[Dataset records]
___

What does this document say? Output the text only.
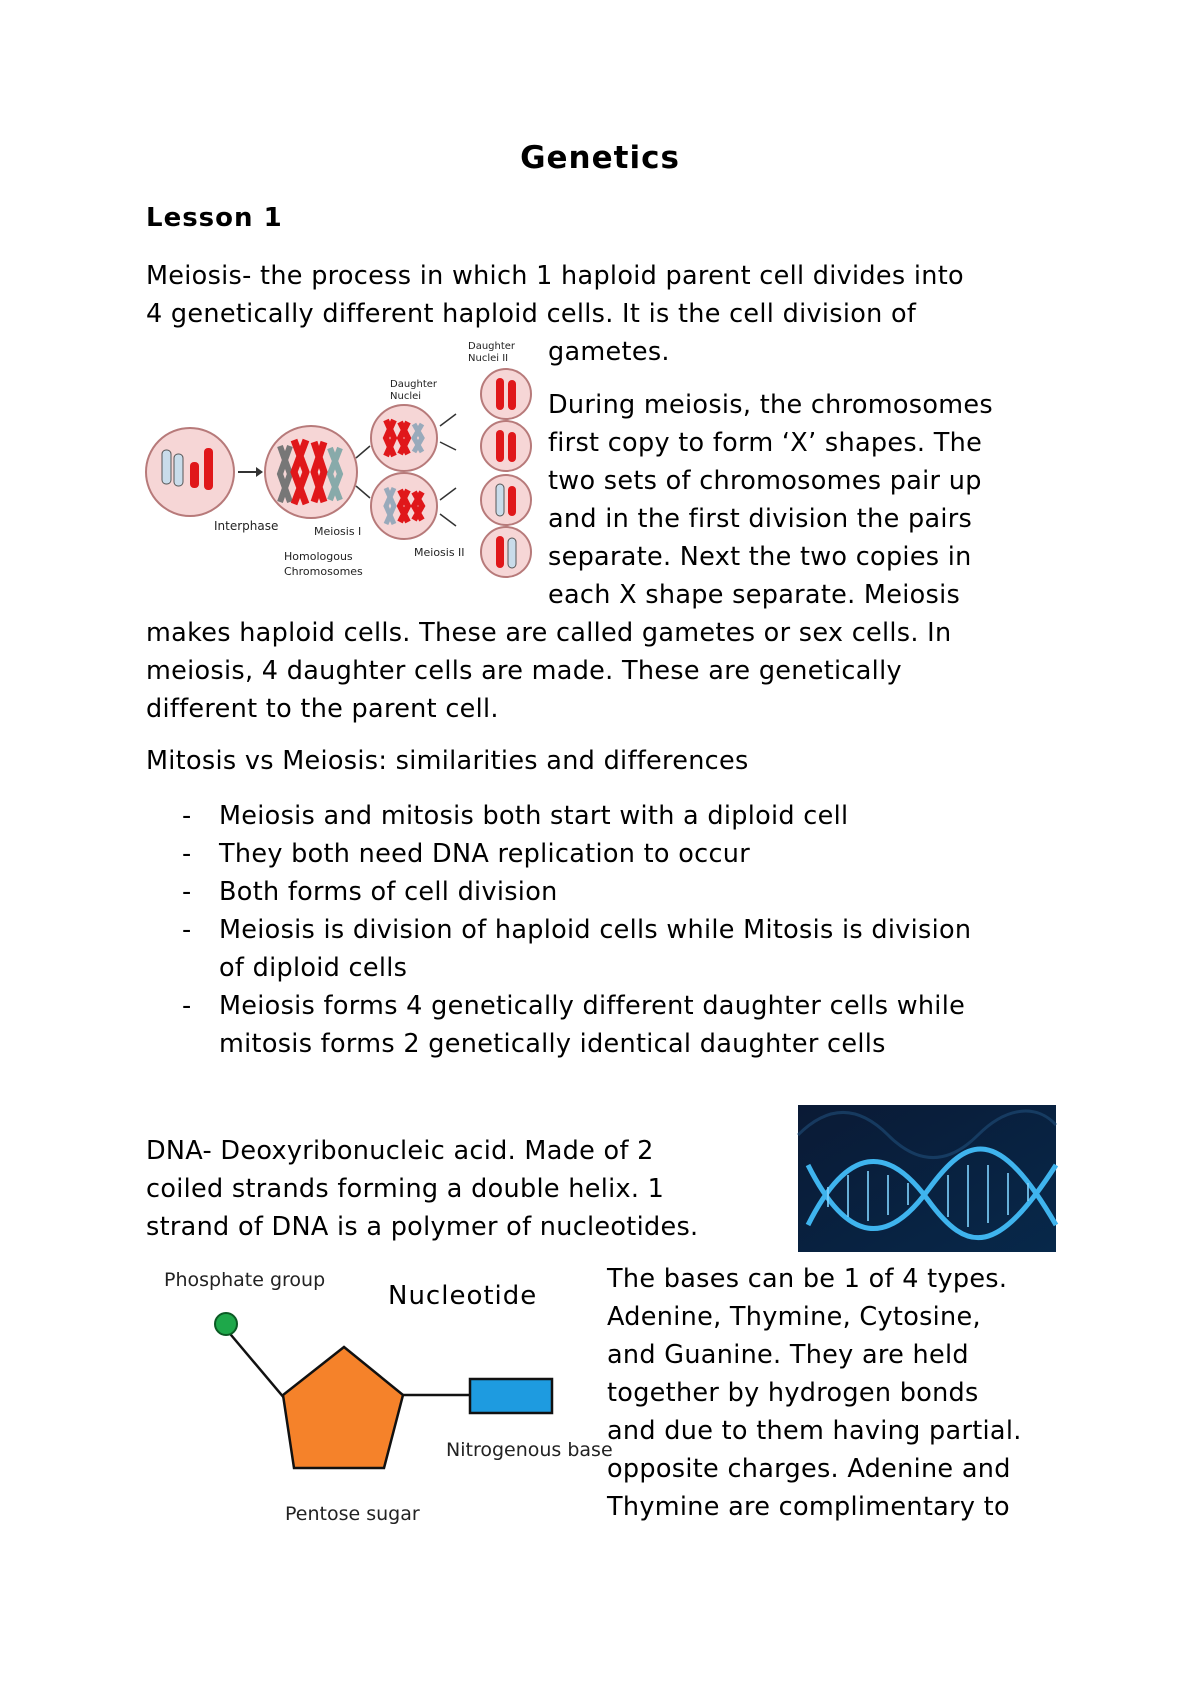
Genetics
Lesson 1
Meiosis- the process in which 1 haploid parent cell divides into
4 genetically different haploid cells. It is the cell division of
gametes.
Interphase	Meiosis I
Meiosis II
Homologous
Chromosomes
Daughter
Nuclei
Daughter
Nuclei II
During meiosis, the chromosomes
first copy to form ‘X’ shapes. The
two sets of chromosomes pair up
and in the first division the pairs
separate. Next the two copies in
each X shape separate. Meiosis
makes haploid cells. These are called gametes or sex cells. In
meiosis, 4 daughter cells are made. These are genetically
different to the parent cell.
Mitosis vs Meiosis: similarities and differences
- Meiosis and mitosis both start with a diploid cell
- They both need DNA replication to occur
- Both forms of cell division
- Meiosis is division of haploid cells while Mitosis is division
of diploid cells
- Meiosis forms 4 genetically different daughter cells while
mitosis forms 2 genetically identical daughter cells
DNA- Deoxyribonucleic acid. Made of 2
coiled strands forming a double helix. 1
strand of DNA is a polymer of nucleotides.
Phosphate group
Nitrogenous base
Pentose sugar
Nucleotide
The bases can be 1 of 4 types.
Adenine, Thymine, Cytosine,
and Guanine. They are held
together by hydrogen bonds
and due to them having partial.
opposite charges. Adenine and
Thymine are complimentary to
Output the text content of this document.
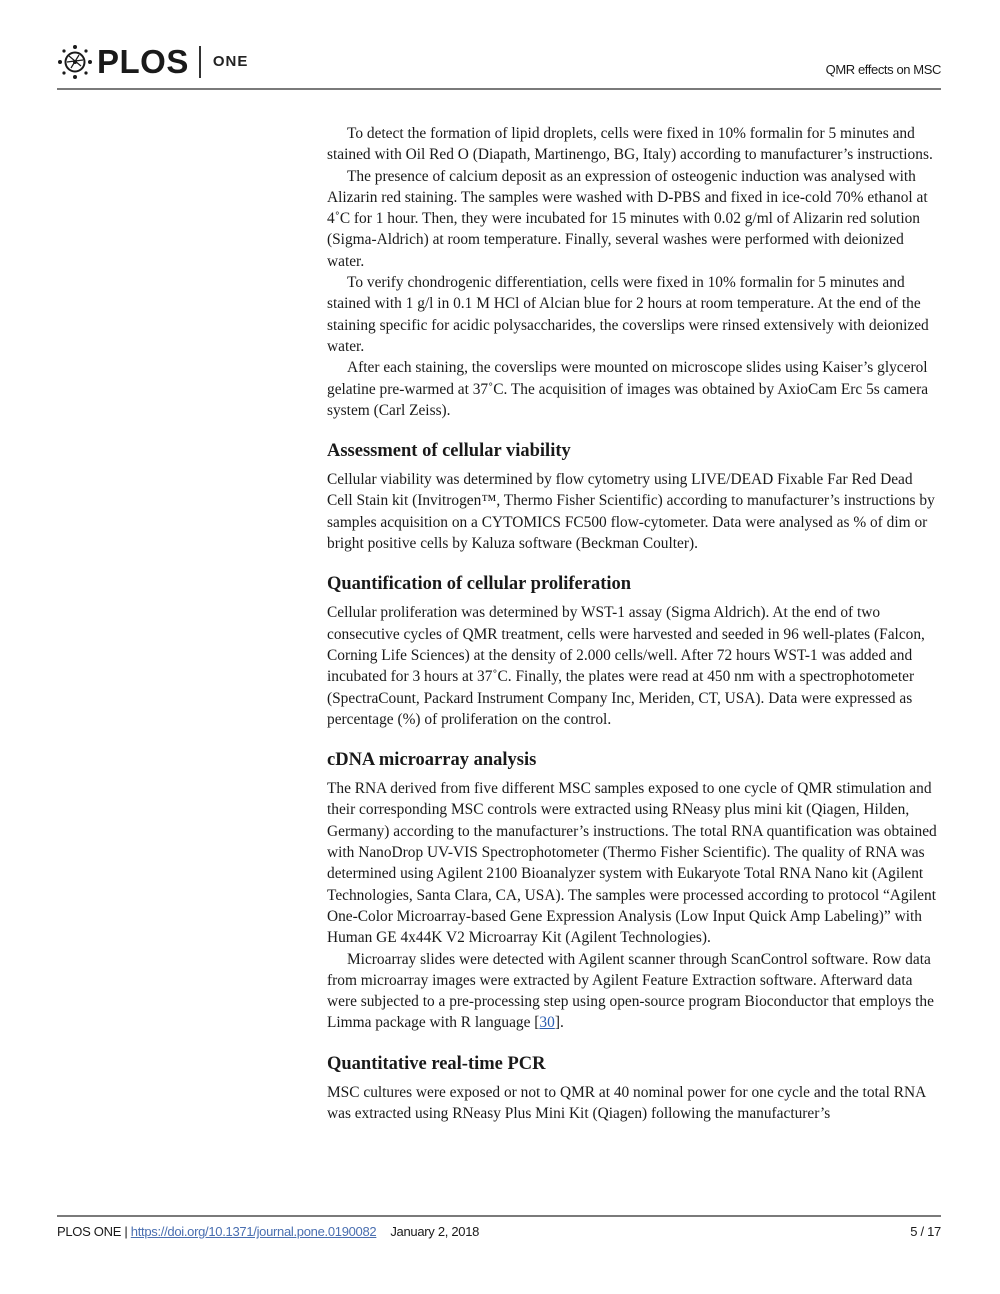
PLOS ONE	QMR effects on MSC

To detect the formation of lipid droplets, cells were fixed in 10% formalin for 5 minutes and stained with Oil Red O (Diapath, Martinengo, BG, Italy) according to manufacturer’s instructions.

The presence of calcium deposit as an expression of osteogenic induction was analysed with Alizarin red staining. The samples were washed with D-PBS and fixed in ice-cold 70% ethanol at 4˚C for 1 hour. Then, they were incubated for 15 minutes with 0.02 g/ml of Alizarin red solution (Sigma-Aldrich) at room temperature. Finally, several washes were performed with deionized water.

To verify chondrogenic differentiation, cells were fixed in 10% formalin for 5 minutes and stained with 1 g/l in 0.1 M HCl of Alcian blue for 2 hours at room temperature. At the end of the staining specific for acidic polysaccharides, the coverslips were rinsed extensively with deionized water.

After each staining, the coverslips were mounted on microscope slides using Kaiser’s glycerol gelatine pre-warmed at 37˚C. The acquisition of images was obtained by AxioCam Erc 5s camera system (Carl Zeiss).

Assessment of cellular viability

Cellular viability was determined by flow cytometry using LIVE/DEAD Fixable Far Red Dead Cell Stain kit (Invitrogen™, Thermo Fisher Scientific) according to manufacturer’s instructions by samples acquisition on a CYTOMICS FC500 flow-cytometer. Data were analysed as % of dim or bright positive cells by Kaluza software (Beckman Coulter).

Quantification of cellular proliferation

Cellular proliferation was determined by WST-1 assay (Sigma Aldrich). At the end of two consecutive cycles of QMR treatment, cells were harvested and seeded in 96 well-plates (Falcon, Corning Life Sciences) at the density of 2.000 cells/well. After 72 hours WST-1 was added and incubated for 3 hours at 37˚C. Finally, the plates were read at 450 nm with a spectrophotometer (SpectraCount, Packard Instrument Company Inc, Meriden, CT, USA). Data were expressed as percentage (%) of proliferation on the control.

cDNA microarray analysis

The RNA derived from five different MSC samples exposed to one cycle of QMR stimulation and their corresponding MSC controls were extracted using RNeasy plus mini kit (Qiagen, Hilden, Germany) according to the manufacturer’s instructions. The total RNA quantification was obtained with NanoDrop UV-VIS Spectrophotometer (Thermo Fisher Scientific). The quality of RNA was determined using Agilent 2100 Bioanalyzer system with Eukaryote Total RNA Nano kit (Agilent Technologies, Santa Clara, CA, USA). The samples were processed according to protocol “Agilent One-Color Microarray-based Gene Expression Analysis (Low Input Quick Amp Labeling)” with Human GE 4x44K V2 Microarray Kit (Agilent Technologies).

Microarray slides were detected with Agilent scanner through ScanControl software. Row data from microarray images were extracted by Agilent Feature Extraction software. Afterward data were subjected to a pre-processing step using open-source program Bioconductor that employs the Limma package with R language [30].

Quantitative real-time PCR

MSC cultures were exposed or not to QMR at 40 nominal power for one cycle and the total RNA was extracted using RNeasy Plus Mini Kit (Qiagen) following the manufacturer’s

PLOS ONE | https://doi.org/10.1371/journal.pone.0190082 January 2, 2018	5 / 17
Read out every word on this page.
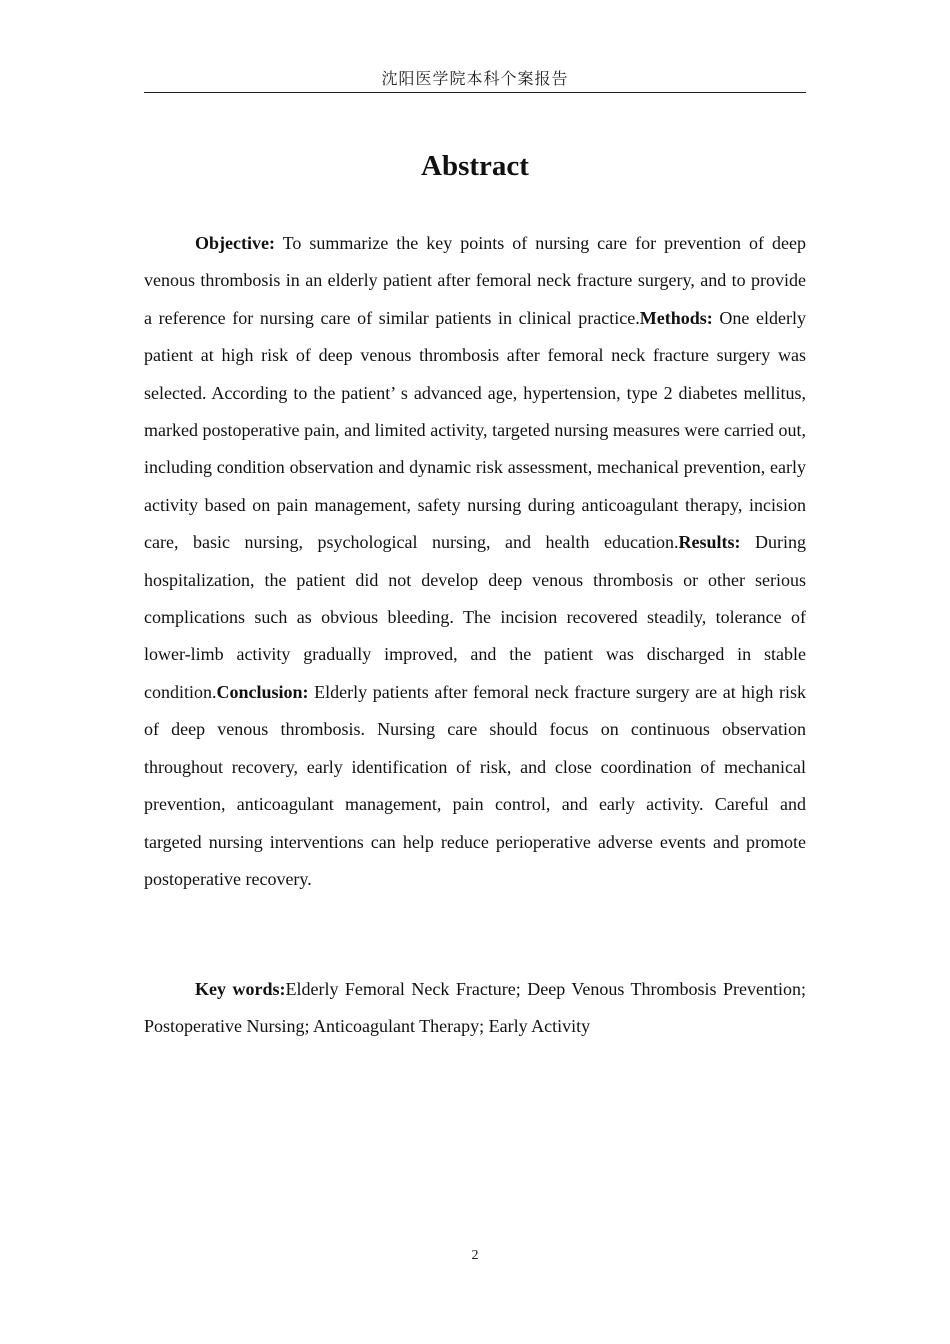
沈阳医学院本科个案报告
Abstract

Objective: To summarize the key points of nursing care for prevention of deep venous thrombosis in an elderly patient after femoral neck fracture surgery, and to provide a reference for nursing care of similar patients in clinical practice.Methods: One elderly patient at high risk of deep venous thrombosis after femoral neck fracture surgery was selected. According to the patient’ s advanced age, hypertension, type 2 diabetes mellitus, marked postoperative pain, and limited activity, targeted nursing measures were carried out, including condition observation and dynamic risk assessment, mechanical prevention, early activity based on pain management, safety nursing during anticoagulant therapy, incision care, basic nursing, psychological nursing, and health education.Results: During hospitalization, the patient did not develop deep venous thrombosis or other serious complications such as obvious bleeding. The incision recovered steadily, tolerance of lower-limb activity gradually improved, and the patient was discharged in stable condition.Conclusion: Elderly patients after femoral neck fracture surgery are at high risk of deep venous thrombosis. Nursing care should focus on continuous observation throughout recovery, early identification of risk, and close coordination of mechanical prevention, anticoagulant management, pain control, and early activity. Careful and targeted nursing interventions can help reduce perioperative adverse events and promote postoperative recovery.

Key words:Elderly Femoral Neck Fracture; Deep Venous Thrombosis Prevention; Postoperative Nursing; Anticoagulant Therapy; Early Activity

2
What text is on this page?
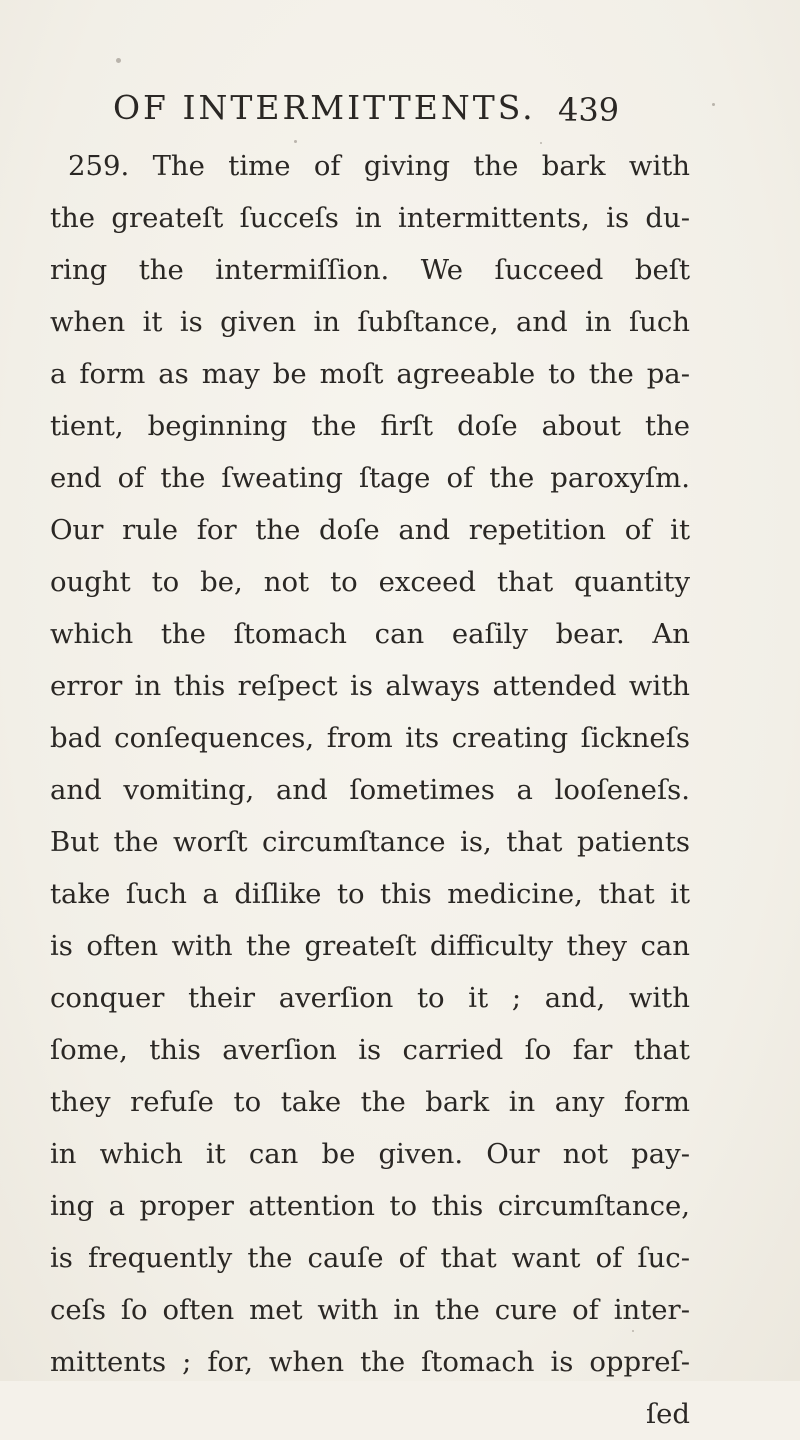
OF INTERMITTENTS. 439
259. The time of giving the bark with
the greateſt ſucceſs in intermittents, is du-
ring the intermiſſion. We ſucceed beſt
when it is given in ſubſtance, and in ſuch
a form as may be moſt agreeable to the pa-
tient, beginning the firſt doſe about the
end of the ſweating ſtage of the paroxyſm.
Our rule for the doſe and repetition of it
ought to be, not to exceed that quantity
which the ſtomach can eaſily bear. An
error in this reſpect is always attended with
bad conſequences, from its creating ſickneſs
and vomiting, and ſometimes a looſeneſs.
But the worſt circumſtance is, that patients
take ſuch a diſlike to this medicine, that it
is often with the greateſt difficulty they can
conquer their averſion to it ; and, with
ſome, this averſion is carried ſo far that
they refuſe to take the bark in any form
in which it can be given. Our not pay-
ing a proper attention to this circumſtance,
is frequently the cauſe of that want of ſuc-
ceſs ſo often met with in the cure of inter-
mittents ; for, when the ſtomach is oppreſ-
ſed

___

• _What the task asks_
Copy down each line in the entries that has the word "often".

• _The answer_
is often with the greateſt difficulty they can
ceſs ſo often met with in the cure of inter-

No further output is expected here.